- [Page text]:
>> begin

Question about SSWriter::flush

Frang · November 1, 2022, 3:10pm

Continuing to work through things for JNI binding. I’ve now come to SSWriter in panda/src/downloader (socketStream.*).

Both ostream (as exported in dtool/src/parser-inc) and SSWriter declare a ‘flush()’ method. Though they define different return types. Void for ostream, bool for SSWriter. C++ is very sketchy on such co-variants. Generally overloading on return type is not meaningful and definitely is not supported in most ABI function name mangling.

Java is even more picky about this, which comes up as an issue for SocketStream and OSocketStream.

Left to my own devices, I’d be tempted to rename the ‘flush’ in SSWriter to something like ‘flush_write’. Then hunt down usage sites.

However, I am open to other ideas.

–
-Cary

rdb · November 1, 2022, 3:29pm

Maybe we could have flush() just match the return type of the base class? All it returns is !is_closed() which can be checked separately anyway.

Out of curiosity, how are you handling multiple inheritance in general? I recall that Java doesn’t really allow inheriting from more than one class. I’m separately working on bindings for the nim language (which also doesn’t have multiple inheritance) so I’m curious if you’re doing things differently than I am.

Frang · November 1, 2022, 3:52pm

I was planning to do a detailed write-up for what I ended up doing once it actually functioned end-to-end (as I need to do that for work internally ). But I’d be happy to give an ad-hoc version right now.

Java, as you note, does not support multiple inheritance in concrete (instantiatable) types. It does, however, allow it in a form for interfaces. I say in a form, because unlike C++, Java will collapse multiple instances of a multiply inherited interface. But this model is close enough, I believe (and has shown to be workable for all of the things I’ve looked at in PANDA thus far).

So what I’ve done is express the type taxonomy, and nesting, in Java interface types.

Next a form is needed that can be instantiated. Similar to how things were done in the early days of interrogate integration I declare concrete types that implement points in the interface taxonomy that are ‘shadow’ types for the C++ and contain only a private (technically, protected, but that’s an implementation detail) holder for a ‘pointer’ to the real C++ entity. Java interface types cannot declare the JNI ‘native’ methods needed to bridge to the C++, so those live in the ‘proxy’ types. The ‘proxy’ types implement the abstract methods declared in the interface type(s), and vector to the appropriate JNI ‘native’ methods.

The interface types also declare static methods which model the constructors, these vector to static methods on the ‘proxy’ types that perform and wrap a proper construction. The proxy types also interact with end-of-live control (during Java GC) and arrange to call the correct end-of-life (delete, or unref_delete) in the C++.

There is one more implementation detail that is (unfortunately) important for the Java space. It is simplest for the C++ side of the JNI if a given method can know what type the object-like parameters are passed in as. Particular in the case of base types. From the Java side, a given ‘proxy’ type contains a pointer for that type. Java knows that the proxy type implements the base interfaces, but not how to adjust this pointer, or how to re-wrap it in an appropriate ‘proxy’. Further, since we are only doing this cast for a function call, we would rather Java’s ref-counting not get overly involved in the lifetime of the pointer in that parameter instance.

>> end

- [Data supplied]:
>> begin

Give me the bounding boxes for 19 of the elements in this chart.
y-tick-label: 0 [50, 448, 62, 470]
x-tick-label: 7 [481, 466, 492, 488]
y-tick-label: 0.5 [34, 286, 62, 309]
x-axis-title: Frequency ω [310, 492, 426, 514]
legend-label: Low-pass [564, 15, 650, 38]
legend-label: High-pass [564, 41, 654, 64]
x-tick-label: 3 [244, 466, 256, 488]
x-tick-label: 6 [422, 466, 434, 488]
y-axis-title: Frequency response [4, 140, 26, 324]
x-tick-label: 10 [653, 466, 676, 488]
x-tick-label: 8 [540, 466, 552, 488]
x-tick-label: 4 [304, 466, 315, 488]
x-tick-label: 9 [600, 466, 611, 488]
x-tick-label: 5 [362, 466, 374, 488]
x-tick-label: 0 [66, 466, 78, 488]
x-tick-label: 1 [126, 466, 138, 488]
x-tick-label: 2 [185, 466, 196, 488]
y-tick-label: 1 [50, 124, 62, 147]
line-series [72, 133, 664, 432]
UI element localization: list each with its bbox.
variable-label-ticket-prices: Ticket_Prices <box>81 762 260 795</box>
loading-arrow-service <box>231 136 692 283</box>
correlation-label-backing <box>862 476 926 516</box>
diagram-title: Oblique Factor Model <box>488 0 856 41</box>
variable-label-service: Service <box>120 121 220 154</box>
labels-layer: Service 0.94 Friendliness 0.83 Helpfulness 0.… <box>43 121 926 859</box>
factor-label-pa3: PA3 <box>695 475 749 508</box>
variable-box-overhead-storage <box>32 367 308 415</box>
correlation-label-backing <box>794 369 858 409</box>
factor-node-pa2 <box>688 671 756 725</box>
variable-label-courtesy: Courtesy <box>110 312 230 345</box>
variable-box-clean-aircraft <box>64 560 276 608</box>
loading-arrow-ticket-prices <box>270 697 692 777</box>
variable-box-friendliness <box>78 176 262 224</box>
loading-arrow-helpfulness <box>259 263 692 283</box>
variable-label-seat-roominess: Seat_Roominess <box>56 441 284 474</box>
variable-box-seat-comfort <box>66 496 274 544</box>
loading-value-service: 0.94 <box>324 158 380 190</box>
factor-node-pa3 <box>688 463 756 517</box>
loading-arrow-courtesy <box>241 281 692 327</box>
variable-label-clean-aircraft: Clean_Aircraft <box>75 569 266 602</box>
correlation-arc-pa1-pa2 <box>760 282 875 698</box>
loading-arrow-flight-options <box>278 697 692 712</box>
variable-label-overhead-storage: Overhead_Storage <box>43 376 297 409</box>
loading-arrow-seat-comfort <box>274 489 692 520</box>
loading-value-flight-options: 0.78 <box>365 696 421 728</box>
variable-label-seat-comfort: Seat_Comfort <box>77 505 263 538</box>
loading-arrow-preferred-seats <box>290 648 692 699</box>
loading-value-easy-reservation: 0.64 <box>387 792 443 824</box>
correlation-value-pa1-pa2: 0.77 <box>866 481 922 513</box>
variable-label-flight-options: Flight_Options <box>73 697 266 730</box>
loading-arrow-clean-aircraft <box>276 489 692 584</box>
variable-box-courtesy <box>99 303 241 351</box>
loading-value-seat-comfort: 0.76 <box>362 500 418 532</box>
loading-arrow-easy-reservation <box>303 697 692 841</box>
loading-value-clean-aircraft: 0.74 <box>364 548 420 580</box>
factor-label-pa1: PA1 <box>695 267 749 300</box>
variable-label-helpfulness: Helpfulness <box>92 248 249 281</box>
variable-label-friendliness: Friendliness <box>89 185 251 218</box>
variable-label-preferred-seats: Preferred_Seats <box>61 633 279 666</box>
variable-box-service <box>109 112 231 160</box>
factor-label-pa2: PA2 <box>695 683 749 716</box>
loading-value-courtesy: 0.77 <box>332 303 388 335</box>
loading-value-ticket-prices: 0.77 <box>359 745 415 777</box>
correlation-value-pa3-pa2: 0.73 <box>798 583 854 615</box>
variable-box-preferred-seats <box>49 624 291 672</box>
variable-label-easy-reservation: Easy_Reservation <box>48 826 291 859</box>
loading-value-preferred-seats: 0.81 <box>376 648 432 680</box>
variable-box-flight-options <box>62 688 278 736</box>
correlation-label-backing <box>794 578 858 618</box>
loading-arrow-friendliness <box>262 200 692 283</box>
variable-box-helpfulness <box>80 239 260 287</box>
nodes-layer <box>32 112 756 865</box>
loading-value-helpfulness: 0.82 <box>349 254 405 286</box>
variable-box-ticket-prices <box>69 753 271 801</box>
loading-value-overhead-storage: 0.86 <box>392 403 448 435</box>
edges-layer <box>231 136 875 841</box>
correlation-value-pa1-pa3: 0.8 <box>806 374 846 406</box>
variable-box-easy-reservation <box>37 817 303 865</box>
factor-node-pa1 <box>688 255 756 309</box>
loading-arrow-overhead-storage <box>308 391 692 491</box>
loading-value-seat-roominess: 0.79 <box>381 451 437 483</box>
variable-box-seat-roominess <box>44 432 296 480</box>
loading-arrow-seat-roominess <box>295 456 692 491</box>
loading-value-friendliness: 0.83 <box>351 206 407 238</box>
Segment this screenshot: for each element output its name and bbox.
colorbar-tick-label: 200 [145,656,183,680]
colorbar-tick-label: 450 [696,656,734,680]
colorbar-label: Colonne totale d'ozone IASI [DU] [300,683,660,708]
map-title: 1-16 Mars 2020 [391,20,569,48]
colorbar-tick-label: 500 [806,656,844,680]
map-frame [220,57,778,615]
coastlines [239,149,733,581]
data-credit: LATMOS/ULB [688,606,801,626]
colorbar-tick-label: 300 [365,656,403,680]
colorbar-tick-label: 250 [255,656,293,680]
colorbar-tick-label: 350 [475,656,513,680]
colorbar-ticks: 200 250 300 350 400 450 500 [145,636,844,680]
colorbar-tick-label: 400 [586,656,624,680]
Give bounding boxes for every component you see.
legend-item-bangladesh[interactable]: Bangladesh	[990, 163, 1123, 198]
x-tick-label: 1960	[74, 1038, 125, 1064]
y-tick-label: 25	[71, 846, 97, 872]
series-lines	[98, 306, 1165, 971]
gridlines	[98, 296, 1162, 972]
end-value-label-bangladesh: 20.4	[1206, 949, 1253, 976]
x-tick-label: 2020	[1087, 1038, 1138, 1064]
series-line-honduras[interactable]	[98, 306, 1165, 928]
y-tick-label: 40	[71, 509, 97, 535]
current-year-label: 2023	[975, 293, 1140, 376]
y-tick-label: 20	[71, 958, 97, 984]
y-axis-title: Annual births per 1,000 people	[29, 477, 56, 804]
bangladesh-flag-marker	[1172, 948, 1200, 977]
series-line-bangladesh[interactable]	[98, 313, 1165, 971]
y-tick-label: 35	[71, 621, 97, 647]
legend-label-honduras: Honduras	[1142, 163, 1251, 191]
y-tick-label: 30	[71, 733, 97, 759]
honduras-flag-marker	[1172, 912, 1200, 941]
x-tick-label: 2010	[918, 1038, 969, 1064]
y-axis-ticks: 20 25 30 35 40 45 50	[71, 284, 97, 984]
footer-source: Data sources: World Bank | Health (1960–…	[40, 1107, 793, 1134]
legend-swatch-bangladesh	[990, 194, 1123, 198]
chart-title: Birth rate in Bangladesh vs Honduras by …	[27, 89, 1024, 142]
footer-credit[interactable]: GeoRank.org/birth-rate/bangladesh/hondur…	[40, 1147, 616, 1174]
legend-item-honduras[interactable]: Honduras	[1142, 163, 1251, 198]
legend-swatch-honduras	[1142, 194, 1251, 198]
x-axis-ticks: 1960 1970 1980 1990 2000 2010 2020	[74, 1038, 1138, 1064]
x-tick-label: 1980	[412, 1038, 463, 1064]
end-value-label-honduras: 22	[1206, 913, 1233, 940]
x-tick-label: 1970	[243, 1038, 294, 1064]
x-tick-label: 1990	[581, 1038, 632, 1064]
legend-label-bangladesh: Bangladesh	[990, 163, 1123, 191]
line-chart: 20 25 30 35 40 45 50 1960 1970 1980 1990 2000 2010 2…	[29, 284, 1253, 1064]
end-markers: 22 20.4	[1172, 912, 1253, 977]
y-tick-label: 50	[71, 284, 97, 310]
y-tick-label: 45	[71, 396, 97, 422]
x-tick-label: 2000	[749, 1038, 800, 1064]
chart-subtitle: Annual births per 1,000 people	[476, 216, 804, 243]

>> end

- [Aim 1]:
Count how many lines of the records contain the string "seats", treating uppercase and lowercase as different, and reply with only that number.
- [Aim 2]:
Carry on the forum thread about SSWriter::flush and JNI bindings, starting right after its last sentence.

- [Final result 1]:
4

- [Final result 2]:
So to ‘cheat’ this, I introduced an intermediate instantiatable form between the interface and the ‘proxy’. I call this a ‘param’ form. Ultimately all of the non-construct, non-destruct methods are implemented there. The ‘proxy’ form extends this with construct/destruct. When converting to a form for passing as a parameter, the proxy presents a re-wrapped param form. This fixes all of the otherwise painful lifetime stuff. Though this shim could be thinner for PANDA types that also ref-counted, I wanted a single working model to get things working. Optimization can happen after.

Neither the ‘proxy’ or ‘param’ forms should ever be referenced in user code. Only the interfaces. All the rest is implementation detail.

Frang · November 1, 2022, 3:52pm

Sure! I’m good with making that change.

Frang · November 1, 2022, 5:22pm

FWIW, this only required touching 3 call sites in socketStream.I, 1 in recorder/socketStreamRecorder.I, and 1 in distributed/cConnectionRepository.cxx.

So not a great deal of dependency on this other interface. Yay!

–
-Cary

rdb · November 1, 2022, 9:48pm

Oh, this is clever. I look forward to seeing what the completed bindings will look like.

Frang · November 28, 2022, 3:33pm

I apologize for the lack of update. I got pulled onto some other high priority projects at work for a few weeks. I’m picking it back up now.

To keep your curiosity happy, I’ll emit and post here the generated Java for one of the smaller libs so you can get a feel for how it is coming together.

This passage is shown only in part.